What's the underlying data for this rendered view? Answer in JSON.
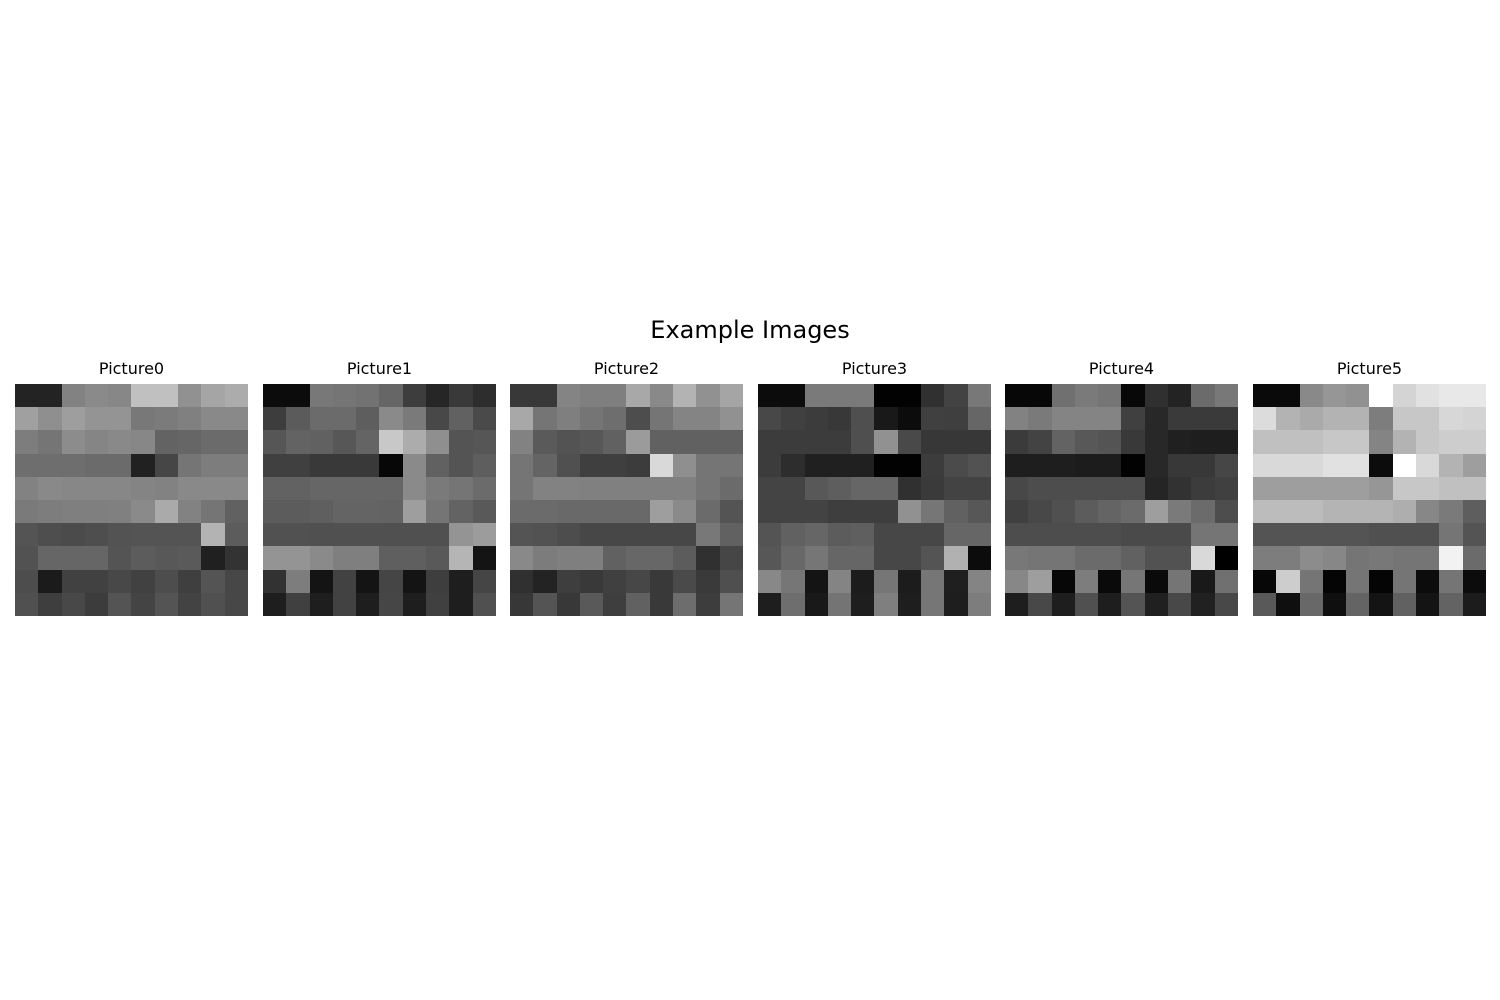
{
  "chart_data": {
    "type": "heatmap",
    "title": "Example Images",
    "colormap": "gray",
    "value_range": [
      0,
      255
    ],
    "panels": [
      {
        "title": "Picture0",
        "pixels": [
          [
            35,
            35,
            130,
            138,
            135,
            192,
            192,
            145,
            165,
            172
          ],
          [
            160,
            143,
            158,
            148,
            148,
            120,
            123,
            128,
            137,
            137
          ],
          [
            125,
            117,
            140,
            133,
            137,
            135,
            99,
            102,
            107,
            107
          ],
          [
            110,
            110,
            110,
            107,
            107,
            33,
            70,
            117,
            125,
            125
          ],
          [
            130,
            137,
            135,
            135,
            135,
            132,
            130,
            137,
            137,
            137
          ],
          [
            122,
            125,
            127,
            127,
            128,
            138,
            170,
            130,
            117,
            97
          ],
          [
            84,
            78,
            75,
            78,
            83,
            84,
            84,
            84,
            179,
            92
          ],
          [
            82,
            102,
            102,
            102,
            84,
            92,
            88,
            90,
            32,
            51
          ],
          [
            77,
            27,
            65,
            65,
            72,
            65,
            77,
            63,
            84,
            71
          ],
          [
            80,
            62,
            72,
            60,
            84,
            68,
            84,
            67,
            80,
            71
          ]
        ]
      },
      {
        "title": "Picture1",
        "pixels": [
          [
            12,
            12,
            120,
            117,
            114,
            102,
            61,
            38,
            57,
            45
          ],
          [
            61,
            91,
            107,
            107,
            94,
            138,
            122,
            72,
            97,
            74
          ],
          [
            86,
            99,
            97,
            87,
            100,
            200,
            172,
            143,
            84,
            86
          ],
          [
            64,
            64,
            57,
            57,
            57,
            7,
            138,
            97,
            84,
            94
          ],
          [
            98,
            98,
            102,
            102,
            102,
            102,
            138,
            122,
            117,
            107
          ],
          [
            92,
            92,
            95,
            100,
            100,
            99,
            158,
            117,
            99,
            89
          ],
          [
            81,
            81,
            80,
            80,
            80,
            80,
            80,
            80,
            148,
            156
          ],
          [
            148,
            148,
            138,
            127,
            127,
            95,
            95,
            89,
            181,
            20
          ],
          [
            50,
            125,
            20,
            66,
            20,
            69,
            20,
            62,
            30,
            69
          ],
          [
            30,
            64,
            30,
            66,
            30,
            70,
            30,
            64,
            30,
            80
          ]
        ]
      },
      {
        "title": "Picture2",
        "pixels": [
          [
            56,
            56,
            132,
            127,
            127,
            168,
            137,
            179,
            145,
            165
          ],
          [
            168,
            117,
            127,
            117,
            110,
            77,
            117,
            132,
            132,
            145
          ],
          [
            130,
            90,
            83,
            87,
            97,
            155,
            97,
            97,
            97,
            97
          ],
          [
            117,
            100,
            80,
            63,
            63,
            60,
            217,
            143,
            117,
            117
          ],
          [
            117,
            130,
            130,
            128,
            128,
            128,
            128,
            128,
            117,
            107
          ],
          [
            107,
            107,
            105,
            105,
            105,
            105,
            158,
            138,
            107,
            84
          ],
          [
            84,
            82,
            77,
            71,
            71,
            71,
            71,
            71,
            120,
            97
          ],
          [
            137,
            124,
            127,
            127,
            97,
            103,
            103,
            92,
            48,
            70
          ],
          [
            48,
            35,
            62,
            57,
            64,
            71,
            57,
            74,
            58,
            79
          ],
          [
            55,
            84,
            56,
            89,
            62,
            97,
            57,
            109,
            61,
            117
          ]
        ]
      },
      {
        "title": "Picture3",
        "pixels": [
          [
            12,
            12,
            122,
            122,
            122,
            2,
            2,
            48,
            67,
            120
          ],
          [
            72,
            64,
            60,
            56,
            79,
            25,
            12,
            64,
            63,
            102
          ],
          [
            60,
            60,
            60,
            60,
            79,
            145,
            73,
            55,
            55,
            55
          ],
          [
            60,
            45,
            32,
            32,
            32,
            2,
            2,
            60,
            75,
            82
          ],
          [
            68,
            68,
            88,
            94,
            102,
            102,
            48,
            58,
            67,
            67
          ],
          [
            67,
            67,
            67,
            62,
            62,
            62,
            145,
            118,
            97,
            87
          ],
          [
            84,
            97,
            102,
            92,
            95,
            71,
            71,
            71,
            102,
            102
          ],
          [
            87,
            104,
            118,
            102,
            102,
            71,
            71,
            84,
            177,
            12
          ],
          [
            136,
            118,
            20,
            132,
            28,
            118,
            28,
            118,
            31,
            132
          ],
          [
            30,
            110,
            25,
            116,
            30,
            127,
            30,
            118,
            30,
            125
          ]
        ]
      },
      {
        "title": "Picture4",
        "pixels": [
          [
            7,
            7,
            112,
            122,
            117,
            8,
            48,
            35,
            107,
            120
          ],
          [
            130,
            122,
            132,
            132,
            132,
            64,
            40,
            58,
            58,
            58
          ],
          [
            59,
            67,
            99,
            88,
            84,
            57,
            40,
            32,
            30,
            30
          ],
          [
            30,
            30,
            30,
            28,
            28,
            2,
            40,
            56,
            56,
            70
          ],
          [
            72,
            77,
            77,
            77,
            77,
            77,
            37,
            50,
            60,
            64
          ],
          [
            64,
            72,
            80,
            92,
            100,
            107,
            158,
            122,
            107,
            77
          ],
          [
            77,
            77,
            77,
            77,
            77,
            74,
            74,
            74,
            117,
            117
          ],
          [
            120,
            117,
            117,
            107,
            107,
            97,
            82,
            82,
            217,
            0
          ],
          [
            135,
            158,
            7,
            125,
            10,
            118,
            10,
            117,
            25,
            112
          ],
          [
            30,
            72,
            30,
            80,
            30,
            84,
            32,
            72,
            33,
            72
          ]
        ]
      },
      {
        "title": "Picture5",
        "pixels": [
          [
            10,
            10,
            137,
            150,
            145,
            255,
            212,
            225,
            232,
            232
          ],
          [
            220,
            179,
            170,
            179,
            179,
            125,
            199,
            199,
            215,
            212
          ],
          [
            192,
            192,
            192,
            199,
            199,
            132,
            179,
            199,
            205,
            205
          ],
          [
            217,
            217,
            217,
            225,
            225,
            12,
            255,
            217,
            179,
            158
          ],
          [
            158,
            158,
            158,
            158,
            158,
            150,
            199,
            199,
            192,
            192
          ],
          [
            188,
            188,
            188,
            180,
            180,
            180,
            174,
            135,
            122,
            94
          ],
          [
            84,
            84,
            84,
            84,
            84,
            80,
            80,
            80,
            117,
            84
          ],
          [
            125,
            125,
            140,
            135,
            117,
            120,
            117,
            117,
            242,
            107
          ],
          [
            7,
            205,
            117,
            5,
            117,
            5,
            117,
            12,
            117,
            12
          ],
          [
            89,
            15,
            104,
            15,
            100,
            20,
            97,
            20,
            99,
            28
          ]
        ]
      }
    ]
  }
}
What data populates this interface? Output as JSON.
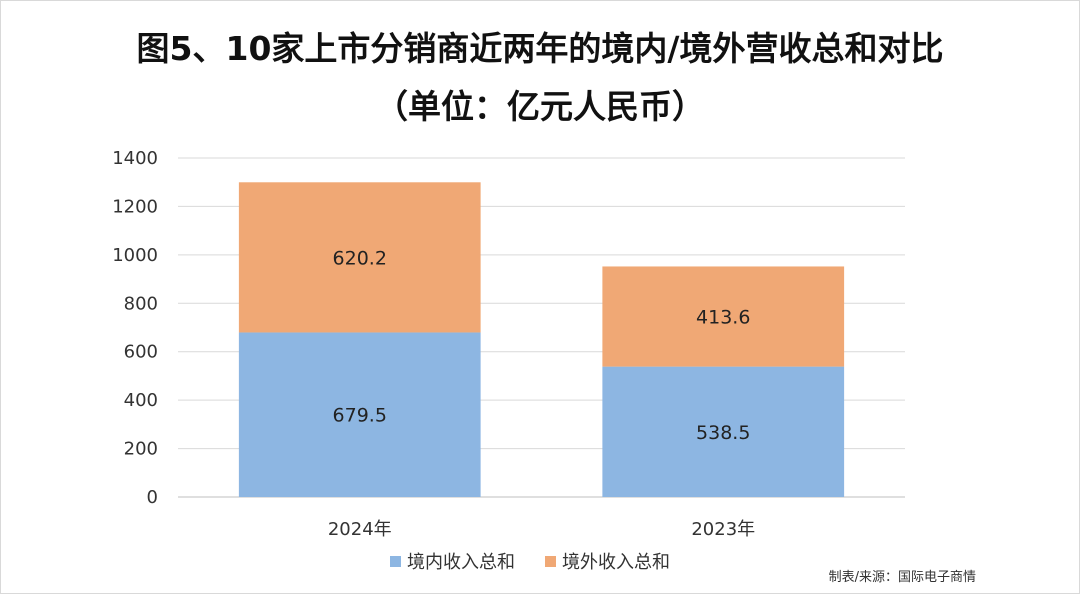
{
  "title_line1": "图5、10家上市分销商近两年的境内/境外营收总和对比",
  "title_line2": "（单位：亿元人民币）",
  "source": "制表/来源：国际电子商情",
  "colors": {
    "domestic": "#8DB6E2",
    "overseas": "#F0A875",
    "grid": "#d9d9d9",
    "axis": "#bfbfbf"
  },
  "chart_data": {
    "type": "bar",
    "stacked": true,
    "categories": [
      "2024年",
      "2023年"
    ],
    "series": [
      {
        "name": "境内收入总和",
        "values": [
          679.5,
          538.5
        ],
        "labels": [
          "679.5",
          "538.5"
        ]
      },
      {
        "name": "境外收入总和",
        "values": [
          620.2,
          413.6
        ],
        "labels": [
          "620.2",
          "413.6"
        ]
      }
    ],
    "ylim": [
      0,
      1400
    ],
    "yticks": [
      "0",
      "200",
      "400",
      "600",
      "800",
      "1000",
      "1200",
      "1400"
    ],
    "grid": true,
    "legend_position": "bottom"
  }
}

____

* Exercise instructions:
Identify the lines that hold the word "What". Copy every one of them.

* Task result:
What's the underlying data for this rendered view? Answer in JSON.
What data populates this interface? Output as JSON.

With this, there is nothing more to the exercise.